Work to do :: What follows is a set of records, each of which is to be written out exactly.

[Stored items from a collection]
-------

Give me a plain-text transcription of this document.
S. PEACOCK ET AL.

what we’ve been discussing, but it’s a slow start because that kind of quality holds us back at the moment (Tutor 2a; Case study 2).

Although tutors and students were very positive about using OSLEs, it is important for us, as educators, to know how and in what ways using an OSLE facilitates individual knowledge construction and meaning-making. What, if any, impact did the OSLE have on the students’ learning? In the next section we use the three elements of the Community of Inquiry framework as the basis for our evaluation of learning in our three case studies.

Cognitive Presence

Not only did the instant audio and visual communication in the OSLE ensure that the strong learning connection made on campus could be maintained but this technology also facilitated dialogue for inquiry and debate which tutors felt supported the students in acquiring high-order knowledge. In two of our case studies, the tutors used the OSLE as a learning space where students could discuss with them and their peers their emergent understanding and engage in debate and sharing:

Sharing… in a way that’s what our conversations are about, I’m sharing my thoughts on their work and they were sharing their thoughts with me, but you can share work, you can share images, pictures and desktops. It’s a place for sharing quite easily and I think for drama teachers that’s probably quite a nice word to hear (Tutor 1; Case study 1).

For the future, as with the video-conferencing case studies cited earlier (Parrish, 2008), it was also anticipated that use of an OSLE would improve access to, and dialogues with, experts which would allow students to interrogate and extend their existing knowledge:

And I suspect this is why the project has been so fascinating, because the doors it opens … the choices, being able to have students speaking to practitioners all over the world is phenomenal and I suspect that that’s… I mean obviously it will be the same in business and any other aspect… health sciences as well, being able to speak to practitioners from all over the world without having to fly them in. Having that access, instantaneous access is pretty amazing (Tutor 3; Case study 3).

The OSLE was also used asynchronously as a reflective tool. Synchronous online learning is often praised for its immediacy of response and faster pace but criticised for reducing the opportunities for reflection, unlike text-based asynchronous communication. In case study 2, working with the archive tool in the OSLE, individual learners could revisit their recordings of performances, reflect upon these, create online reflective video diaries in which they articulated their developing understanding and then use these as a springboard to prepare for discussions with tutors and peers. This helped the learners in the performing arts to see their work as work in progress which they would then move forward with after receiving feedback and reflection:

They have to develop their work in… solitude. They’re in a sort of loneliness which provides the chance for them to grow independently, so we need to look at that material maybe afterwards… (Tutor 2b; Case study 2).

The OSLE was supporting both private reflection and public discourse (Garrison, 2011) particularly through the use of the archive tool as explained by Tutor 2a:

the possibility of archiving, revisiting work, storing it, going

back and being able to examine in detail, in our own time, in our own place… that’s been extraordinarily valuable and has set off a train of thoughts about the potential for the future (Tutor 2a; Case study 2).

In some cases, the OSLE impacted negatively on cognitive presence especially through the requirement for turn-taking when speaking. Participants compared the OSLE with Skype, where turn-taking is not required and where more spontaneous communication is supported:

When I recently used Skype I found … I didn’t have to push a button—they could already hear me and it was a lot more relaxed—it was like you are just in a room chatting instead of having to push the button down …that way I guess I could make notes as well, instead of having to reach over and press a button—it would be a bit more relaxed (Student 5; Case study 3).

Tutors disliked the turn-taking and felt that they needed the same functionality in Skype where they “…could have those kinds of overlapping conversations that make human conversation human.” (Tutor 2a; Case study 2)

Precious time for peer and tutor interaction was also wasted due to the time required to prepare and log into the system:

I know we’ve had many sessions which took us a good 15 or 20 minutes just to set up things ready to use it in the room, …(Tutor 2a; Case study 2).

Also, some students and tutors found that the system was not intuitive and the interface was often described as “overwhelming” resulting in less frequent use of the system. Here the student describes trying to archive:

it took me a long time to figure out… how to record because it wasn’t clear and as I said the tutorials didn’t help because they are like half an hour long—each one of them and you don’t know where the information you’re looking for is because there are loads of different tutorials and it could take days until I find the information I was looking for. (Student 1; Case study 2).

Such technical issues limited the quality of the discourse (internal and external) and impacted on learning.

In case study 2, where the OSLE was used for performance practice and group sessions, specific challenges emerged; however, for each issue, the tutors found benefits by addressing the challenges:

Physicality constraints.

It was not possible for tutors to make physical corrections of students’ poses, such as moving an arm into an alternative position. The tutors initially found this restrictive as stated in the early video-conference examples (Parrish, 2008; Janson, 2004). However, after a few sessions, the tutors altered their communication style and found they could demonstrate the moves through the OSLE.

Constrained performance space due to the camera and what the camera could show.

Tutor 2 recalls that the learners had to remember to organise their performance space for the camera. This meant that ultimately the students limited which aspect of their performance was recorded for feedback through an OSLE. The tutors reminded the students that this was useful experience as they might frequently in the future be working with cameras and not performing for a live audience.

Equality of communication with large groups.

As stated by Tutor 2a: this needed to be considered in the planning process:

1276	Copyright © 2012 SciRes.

-------

Solution to this task ::
Give me a plain-text transcription of this document.
S. PEACOCK ET AL.

what we’ve been discussing, but it’s a slow start because that kind of quality holds us back at the moment (Tutor 2a; Case study 2).

Although tutors and students were very positive about using OSLEs, it is important for us, as educators, to know how and in what ways using an OSLE facilitates individual knowledge construction and meaning-making. What, if any, impact did the OSLE have on the students’ learning? In the next section we use the three elements of the Community of Inquiry framework as the basis for our evaluation of learning in our three case studies.

Cognitive Presence

Not only did the instant audio and visual communication in the OSLE ensure that the strong learning connection made on campus could be maintained but this technology also facilitated dialogue for inquiry and debate which tutors felt supported the students in acquiring high-order knowledge. In two of our case studies, the tutors used the OSLE as a learning space where students could discuss with them and their peers their emergent understanding and engage in debate and sharing:

Sharing… in a way that’s what our conversations are about, I’m sharing my thoughts on their work and they were sharing their thoughts with me, but you can share work, you can share images, pictures and desktops. It’s a place for sharing quite easily and I think for drama teachers that’s probably quite a nice word to hear (Tutor 1; Case study 1).

For the future, as with the video-conferencing case studies cited earlier (Parrish, 2008), it was also anticipated that use of an OSLE would improve access to, and dialogues with, experts which would allow students to interrogate and extend their existing knowledge:

And I suspect this is why the project has been so fascinating, because the doors it opens … the choices, being able to have students speaking to practitioners all over the world is phenomenal and I suspect that that’s… I mean obviously it will be the same in business and any other aspect… health sciences as well, being able to speak to practitioners from all over the world without having to fly them in. Having that access, instantaneous access is pretty amazing (Tutor 3; Case study 3).

The OSLE was also used asynchronously as a reflective tool. Synchronous online learning is often praised for its immediacy of response and faster pace but criticised for reducing the opportunities for reflection, unlike text-based asynchronous communication. In case study 2, working with the archive tool in the OSLE, individual learners could revisit their recordings of performances, reflect upon these, create online reflective video diaries in which they articulated their developing understanding and then use these as a springboard to prepare for discussions with tutors and peers. This helped the learners in the performing arts to see their work as work in progress which they would then move forward with after receiving feedback and reflection:

They have to develop their work in… solitude. They’re in a sort of loneliness which provides the chance for them to grow independently, so we need to look at that material maybe afterwards… (Tutor 2b; Case study 2).

The OSLE was supporting both private reflection and public discourse (Garrison, 2011) particularly through the use of the archive tool as explained by Tutor 2a:

the possibility of archiving, revisiting work, storing it, going

back and being able to examine in detail, in our own time, in our own place… that’s been extraordinarily valuable and has set off a train of thoughts about the potential for the future (Tutor 2a; Case study 2).

In some cases, the OSLE impacted negatively on cognitive presence especially through the requirement for turn-taking when speaking. Participants compared the OSLE with Skype, where turn-taking is not required and where more spontaneous communication is supported:

When I recently used Skype I found … I didn’t have to push a button—they could already hear me and it was a lot more relaxed—it was like you are just in a room chatting instead of having to push the button down …that way I guess I could make notes as well, instead of having to reach over and press a button—it would be a bit more relaxed (Student 5; Case study 3).

Tutors disliked the turn-taking and felt that they needed the same functionality in Skype where they “…could have those kinds of overlapping conversations that make human conversation human.” (Tutor 2a; Case study 2)

Precious time for peer and tutor interaction was also wasted due to the time required to prepare and log into the system:

I know we’ve had many sessions which took us a good 15 or 20 minutes just to set up things ready to use it in the room, …(Tutor 2a; Case study 2).

Also, some students and tutors found that the system was not intuitive and the interface was often described as “overwhelming” resulting in less frequent use of the system. Here the student describes trying to archive:

it took me a long time to figure out… how to record because it wasn’t clear and as I said the tutorials didn’t help because they are like half an hour long—each one of them and you don’t know where the information you’re looking for is because there are loads of different tutorials and it could take days until I find the information I was looking for. (Student 1; Case study 2).

Such technical issues limited the quality of the discourse (internal and external) and impacted on learning.

In case study 2, where the OSLE was used for performance practice and group sessions, specific challenges emerged; however, for each issue, the tutors found benefits by addressing the challenges:

Physicality constraints.

It was not possible for tutors to make physical corrections of students’ poses, such as moving an arm into an alternative position. The tutors initially found this restrictive as stated in the early video-conference examples (Parrish, 2008; Janson, 2004). However, after a few sessions, the tutors altered their communication style and found they could demonstrate the moves through the OSLE.

Constrained performance space due to the camera and what the camera could show.

Tutor 2 recalls that the learners had to remember to organise their performance space for the camera. This meant that ultimately the students limited which aspect of their performance was recorded for feedback through an OSLE. The tutors reminded the students that this was useful experience as they might frequently in the future be working with cameras and not performing for a live audience.

Equality of communication with large groups.

As stated by Tutor 2a: this needed to be considered in the planning process:

1276	Copyright © 2012 SciRes.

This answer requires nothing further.